>>>>

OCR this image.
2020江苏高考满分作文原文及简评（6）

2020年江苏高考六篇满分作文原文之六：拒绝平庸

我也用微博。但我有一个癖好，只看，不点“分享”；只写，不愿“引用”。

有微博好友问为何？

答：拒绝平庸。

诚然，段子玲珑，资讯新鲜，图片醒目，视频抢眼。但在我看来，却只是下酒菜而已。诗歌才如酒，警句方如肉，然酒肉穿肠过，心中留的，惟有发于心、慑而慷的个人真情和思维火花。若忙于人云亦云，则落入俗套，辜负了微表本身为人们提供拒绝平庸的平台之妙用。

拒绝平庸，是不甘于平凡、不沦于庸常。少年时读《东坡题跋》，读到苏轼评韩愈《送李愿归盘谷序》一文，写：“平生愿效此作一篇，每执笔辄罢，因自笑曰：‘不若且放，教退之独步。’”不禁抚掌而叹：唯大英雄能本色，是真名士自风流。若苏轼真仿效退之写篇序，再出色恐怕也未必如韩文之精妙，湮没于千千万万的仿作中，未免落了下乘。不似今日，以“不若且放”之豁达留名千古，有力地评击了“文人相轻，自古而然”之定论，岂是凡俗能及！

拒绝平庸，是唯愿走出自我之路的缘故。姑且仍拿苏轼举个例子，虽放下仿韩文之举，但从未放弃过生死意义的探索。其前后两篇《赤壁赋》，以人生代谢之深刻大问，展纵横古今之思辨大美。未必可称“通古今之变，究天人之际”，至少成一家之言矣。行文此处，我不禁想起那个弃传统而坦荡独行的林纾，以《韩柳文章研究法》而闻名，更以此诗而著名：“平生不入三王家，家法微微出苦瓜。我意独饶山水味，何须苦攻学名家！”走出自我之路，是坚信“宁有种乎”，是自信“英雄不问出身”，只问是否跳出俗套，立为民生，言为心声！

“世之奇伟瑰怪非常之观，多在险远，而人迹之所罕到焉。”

<<<<
>>>>

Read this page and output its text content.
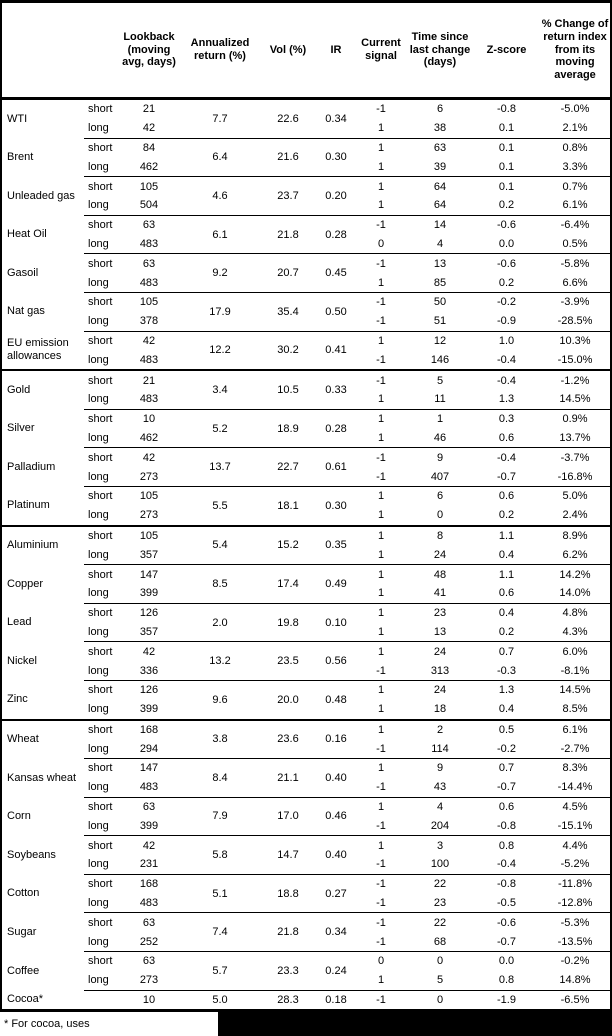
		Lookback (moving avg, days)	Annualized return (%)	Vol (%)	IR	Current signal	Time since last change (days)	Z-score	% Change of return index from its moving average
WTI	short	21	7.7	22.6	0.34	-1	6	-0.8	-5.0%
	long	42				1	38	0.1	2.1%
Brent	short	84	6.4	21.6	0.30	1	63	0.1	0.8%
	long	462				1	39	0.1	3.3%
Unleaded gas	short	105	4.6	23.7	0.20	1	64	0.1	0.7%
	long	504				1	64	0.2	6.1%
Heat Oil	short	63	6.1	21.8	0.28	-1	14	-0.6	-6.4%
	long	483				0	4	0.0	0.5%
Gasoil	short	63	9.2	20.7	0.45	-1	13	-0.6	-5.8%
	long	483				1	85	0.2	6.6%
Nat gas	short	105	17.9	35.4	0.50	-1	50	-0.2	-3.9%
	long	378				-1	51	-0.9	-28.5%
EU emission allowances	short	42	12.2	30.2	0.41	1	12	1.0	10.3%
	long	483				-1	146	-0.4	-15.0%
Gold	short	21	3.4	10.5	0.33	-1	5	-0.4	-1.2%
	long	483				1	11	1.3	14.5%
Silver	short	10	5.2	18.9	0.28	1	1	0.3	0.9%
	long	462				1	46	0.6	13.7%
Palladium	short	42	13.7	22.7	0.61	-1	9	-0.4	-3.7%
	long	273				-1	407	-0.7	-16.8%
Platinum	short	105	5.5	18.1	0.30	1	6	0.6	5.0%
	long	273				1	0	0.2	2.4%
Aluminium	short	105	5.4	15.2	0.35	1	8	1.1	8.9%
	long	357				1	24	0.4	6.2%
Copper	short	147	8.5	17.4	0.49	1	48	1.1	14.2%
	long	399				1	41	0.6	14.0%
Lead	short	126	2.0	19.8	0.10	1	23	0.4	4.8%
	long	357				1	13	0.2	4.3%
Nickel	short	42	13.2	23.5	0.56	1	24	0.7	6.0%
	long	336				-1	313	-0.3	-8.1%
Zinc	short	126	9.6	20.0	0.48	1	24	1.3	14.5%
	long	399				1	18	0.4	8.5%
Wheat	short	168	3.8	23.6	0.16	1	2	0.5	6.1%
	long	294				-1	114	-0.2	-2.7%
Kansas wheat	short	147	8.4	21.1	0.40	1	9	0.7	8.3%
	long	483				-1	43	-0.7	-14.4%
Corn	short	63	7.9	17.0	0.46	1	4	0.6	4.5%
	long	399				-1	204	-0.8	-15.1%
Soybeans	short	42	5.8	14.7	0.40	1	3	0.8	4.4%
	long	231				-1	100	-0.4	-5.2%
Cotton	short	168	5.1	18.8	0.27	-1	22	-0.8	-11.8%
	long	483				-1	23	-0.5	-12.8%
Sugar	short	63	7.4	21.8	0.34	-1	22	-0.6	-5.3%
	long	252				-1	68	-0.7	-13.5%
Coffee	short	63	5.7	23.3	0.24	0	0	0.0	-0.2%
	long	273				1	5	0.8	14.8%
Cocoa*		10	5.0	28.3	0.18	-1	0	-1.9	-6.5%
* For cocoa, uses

<<<<
>>>>

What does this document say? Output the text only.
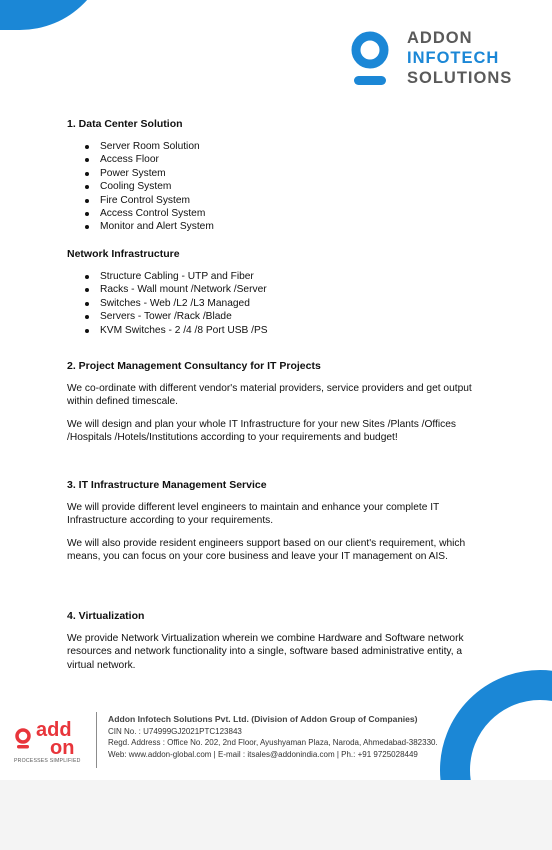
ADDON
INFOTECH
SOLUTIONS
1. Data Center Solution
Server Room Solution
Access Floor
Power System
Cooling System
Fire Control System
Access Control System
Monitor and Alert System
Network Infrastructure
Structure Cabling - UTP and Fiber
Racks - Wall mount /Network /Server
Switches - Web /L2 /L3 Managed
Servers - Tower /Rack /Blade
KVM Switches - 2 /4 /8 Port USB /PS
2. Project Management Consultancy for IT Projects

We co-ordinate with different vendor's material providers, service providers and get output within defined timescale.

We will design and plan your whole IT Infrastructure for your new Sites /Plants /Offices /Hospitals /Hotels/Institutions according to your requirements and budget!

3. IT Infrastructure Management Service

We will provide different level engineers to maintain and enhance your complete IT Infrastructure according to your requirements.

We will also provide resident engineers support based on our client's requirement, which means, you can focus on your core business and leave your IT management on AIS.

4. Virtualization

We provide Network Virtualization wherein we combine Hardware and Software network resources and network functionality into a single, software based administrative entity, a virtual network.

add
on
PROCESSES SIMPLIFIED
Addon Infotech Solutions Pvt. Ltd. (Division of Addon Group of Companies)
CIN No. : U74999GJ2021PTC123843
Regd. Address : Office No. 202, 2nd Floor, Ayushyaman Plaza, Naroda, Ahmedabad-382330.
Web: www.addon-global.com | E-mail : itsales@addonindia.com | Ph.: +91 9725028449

<<<<

== GOAL OF THE EXERCISE ==
Only lines with the word "text" should be collected from the material.

== THE RESPONSE ==
Read this page and output its text content.
What does this document say? Output the text only.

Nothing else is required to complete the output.